TEXT SECTION
A machine can have gigabytes free and still fail an order-9 allocation. That is not a contradiction. It is a contiguity problem.

Stage 5: GFP Flags Tell the Allocator What It Is Allowed to Do

Kernel allocation APIs almost always include GFP flags, short for get-free-pages flags. These are crucial because they describe what the allocator may do on the caller's behalf.

Common flags include:

  • GFP_KERNEL
  • GFP_ATOMIC
  • GFP_NOWAIT
  • GFP_DMA32
  • __GFP_ZERO
  • __GFP_RECLAIM

The high-level meaning:

  • GFP_KERNEL: normal sleeping allocation in process context
  • GFP_ATOMIC: do not sleep, use emergency paths if necessary
  • GFP_NOWAIT: fail quickly
  • GFP_DMA32: require a specific DMA-reachable zone
  • __GFP_ZERO: zero memory before return

The critical point is that allocations are not just about size. They are also about context. A network softirq path and a normal process syscall can ask for the same number of bytes and get different outcomes because one may sleep and reclaim while the other cannot.

This is why page-allocation warnings often print both order and GFP mask. Those two details tell you the shape of the request:

  • how much contiguous memory it wanted
  • what the allocator was permitted to do to satisfy it

Stage 6: alloc_pages and __get_free_pages Sit Close to the Buddy Layer

Some subsystems want pages directly. They use interfaces like:

struct page *page = alloc_pages(GFP_KERNEL, order);
unsigned long addr = __get_free_pages(GFP_KERNEL, order);

These calls are close to the buddy allocator. They make sense when the caller naturally thinks in page units, for example:

  • page cache management
  • page-table creation
  • networking page fragments
  • low-level driver buffers

The tradeoff is that the caller must care about page orders, contiguity, and page-based lifetime rules. These are not the APIs most kernel code wants for every small structure.

STATED TASK
According to the kernel memory allocation text above, which two details do page-allocation warnings often print?

STORED ROWS
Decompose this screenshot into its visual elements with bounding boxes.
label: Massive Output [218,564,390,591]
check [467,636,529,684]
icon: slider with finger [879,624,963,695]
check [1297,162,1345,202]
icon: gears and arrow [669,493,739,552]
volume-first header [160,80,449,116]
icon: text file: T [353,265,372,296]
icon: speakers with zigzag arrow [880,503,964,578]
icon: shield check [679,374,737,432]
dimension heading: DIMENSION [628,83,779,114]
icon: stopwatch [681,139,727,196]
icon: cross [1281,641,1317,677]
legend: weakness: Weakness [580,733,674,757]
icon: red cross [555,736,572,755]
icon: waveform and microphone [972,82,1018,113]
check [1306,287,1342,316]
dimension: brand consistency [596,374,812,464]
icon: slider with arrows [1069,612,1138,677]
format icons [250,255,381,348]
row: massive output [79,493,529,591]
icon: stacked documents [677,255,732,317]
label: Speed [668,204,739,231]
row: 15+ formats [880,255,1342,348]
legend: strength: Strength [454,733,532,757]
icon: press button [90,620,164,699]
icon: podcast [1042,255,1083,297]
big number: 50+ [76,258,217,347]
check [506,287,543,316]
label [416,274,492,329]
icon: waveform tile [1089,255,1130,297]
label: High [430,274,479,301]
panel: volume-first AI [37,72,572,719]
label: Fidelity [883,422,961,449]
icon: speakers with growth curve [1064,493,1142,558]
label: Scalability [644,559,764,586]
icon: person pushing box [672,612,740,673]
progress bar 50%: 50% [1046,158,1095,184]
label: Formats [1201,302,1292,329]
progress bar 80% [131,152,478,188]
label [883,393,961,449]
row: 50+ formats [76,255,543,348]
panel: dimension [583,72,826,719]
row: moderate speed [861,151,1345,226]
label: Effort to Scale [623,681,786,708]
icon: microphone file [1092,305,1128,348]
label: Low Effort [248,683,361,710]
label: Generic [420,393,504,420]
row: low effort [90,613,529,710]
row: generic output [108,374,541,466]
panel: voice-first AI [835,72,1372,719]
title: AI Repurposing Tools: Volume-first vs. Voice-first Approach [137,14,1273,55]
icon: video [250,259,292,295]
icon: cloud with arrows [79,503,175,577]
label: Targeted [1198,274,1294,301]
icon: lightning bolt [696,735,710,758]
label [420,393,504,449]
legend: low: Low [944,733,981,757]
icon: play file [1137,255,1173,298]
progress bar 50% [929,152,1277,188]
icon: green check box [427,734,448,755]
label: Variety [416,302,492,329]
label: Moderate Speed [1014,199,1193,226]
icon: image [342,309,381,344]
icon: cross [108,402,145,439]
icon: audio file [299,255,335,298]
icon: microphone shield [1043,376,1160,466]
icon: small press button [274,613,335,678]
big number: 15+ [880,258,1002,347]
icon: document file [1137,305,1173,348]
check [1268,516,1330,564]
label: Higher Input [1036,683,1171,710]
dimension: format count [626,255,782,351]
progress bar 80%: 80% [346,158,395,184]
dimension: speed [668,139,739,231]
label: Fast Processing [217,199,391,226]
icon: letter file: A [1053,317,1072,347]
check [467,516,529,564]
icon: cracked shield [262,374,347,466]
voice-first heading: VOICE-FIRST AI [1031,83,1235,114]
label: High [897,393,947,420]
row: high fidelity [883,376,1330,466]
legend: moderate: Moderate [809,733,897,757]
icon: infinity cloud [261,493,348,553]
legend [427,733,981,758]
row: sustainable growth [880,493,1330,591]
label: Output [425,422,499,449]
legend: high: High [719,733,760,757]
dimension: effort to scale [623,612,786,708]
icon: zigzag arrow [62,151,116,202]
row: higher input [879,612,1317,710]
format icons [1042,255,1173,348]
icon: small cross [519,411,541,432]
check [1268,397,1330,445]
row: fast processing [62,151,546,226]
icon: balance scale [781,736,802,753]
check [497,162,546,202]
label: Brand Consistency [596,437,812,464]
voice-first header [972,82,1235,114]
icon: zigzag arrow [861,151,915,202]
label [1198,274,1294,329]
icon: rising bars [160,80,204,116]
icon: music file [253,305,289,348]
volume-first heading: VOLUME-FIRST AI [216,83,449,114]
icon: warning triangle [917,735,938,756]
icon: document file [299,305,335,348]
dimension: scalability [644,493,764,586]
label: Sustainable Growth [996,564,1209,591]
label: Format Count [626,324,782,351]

TASK ANSWER
The order and the GFP mask.